Data items:
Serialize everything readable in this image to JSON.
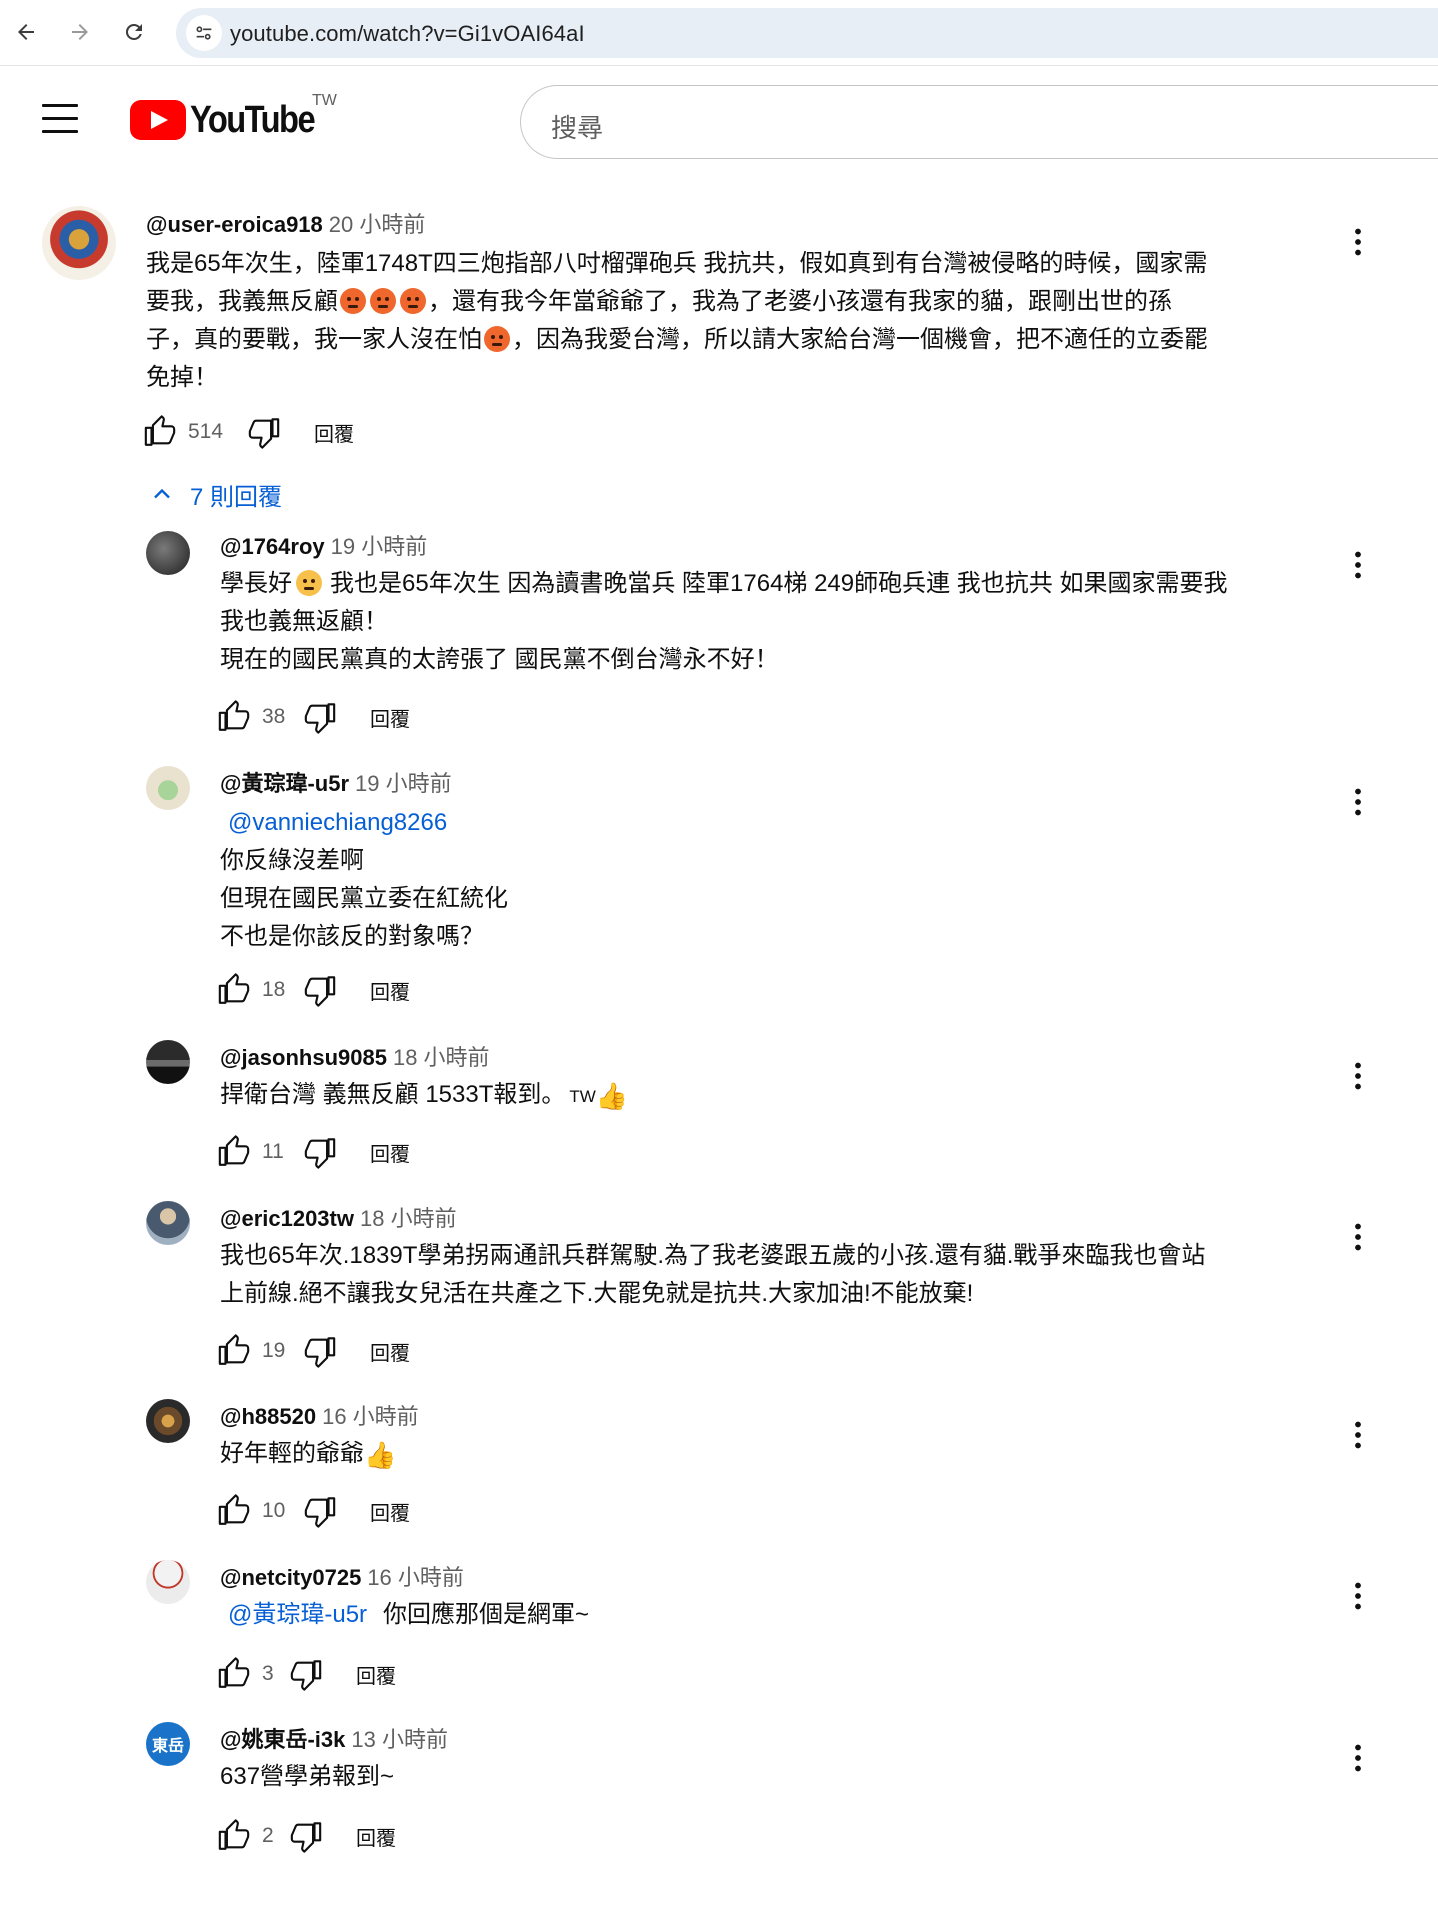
{
  "browser": {
    "url": "youtube.com/watch?v=Gi1vOAI64aI"
  },
  "header": {
    "logo_text": "YouTube",
    "region": "TW",
    "search_placeholder": "搜尋"
  },
  "comment": {
    "author": "@user-eroica918",
    "time": "20 小時前",
    "text_lines": [
      "我是65年次生，陸軍1748T四三炮指部八吋榴彈砲兵 我抗共，假如真到有台灣被侵略的時候，國家需",
      "要我，我義無反顧",
      "，還有我今年當爺爺了，我為了老婆小孩還有我家的貓，跟剛出世的孫",
      "子，真的要戰，我一家人沒在怕",
      "，因為我愛台灣，所以請大家給台灣一個機會，把不適任的立委罷",
      "免掉！"
    ],
    "likes": "514",
    "reply_label": "回覆"
  },
  "replies_toggle": {
    "label": "7 則回覆"
  },
  "replies": [
    {
      "author": "@1764roy",
      "time": "19 小時前",
      "lines": [
        "學長好",
        "我也是65年次生 因為讀書晚當兵 陸軍1764梯 249師砲兵連 我也抗共 如果國家需要我",
        "我也義無返顧！",
        "現在的國民黨真的太誇張了 國民黨不倒台灣永不好！"
      ],
      "likes": "38",
      "reply_label": "回覆"
    },
    {
      "author": "@黃琮瑋-u5r",
      "time": "19 小時前",
      "mention": "@vanniechiang8266",
      "lines": [
        "你反綠沒差啊",
        "但現在國民黨立委在紅統化",
        "不也是你該反的對象嗎？"
      ],
      "likes": "18",
      "reply_label": "回覆"
    },
    {
      "author": "@jasonhsu9085",
      "time": "18 小時前",
      "lines": [
        "捍衛台灣 義無反顧 1533T報到。",
        "TW"
      ],
      "likes": "11",
      "reply_label": "回覆"
    },
    {
      "author": "@eric1203tw",
      "time": "18 小時前",
      "lines": [
        "我也65年次.1839T學弟拐兩通訊兵群駕駛.為了我老婆跟五歲的小孩.還有貓.戰爭來臨我也會站",
        "上前線.絕不讓我女兒活在共產之下.大罷免就是抗共.大家加油!不能放棄!"
      ],
      "likes": "19",
      "reply_label": "回覆"
    },
    {
      "author": "@h88520",
      "time": "16 小時前",
      "lines": [
        "好年輕的爺爺"
      ],
      "likes": "10",
      "reply_label": "回覆"
    },
    {
      "author": "@netcity0725",
      "time": "16 小時前",
      "mention": "@黃琮瑋-u5r",
      "lines": [
        "你回應那個是網軍~"
      ],
      "likes": "3",
      "reply_label": "回覆"
    },
    {
      "author": "@姚東岳-i3k",
      "time": "13 小時前",
      "avatar_text": "東岳",
      "lines": [
        "637營學弟報到~"
      ],
      "likes": "2",
      "reply_label": "回覆"
    }
  ],
  "icons": {
    "back": "arrow-left-icon",
    "forward": "arrow-right-icon",
    "reload": "reload-icon",
    "site_info": "tune-icon",
    "menu": "hamburger-icon",
    "like": "thumb-up-icon",
    "dislike": "thumb-down-icon",
    "more": "more-vert-icon",
    "collapse": "chevron-up-icon",
    "angry_emoji": "angry-face-emoji",
    "smile_emoji": "smiling-face-emoji",
    "thumbs_up_emoji": "thumbs-up-emoji"
  },
  "colors": {
    "brand": "#ff0000",
    "link": "#065fd4",
    "text": "#0f0f0f",
    "secondary_text": "#606060",
    "omnibox": "#e8eef6"
  }
}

Direction: Report only the number of lines that hold the string "mention" in this listing.

Task output: 2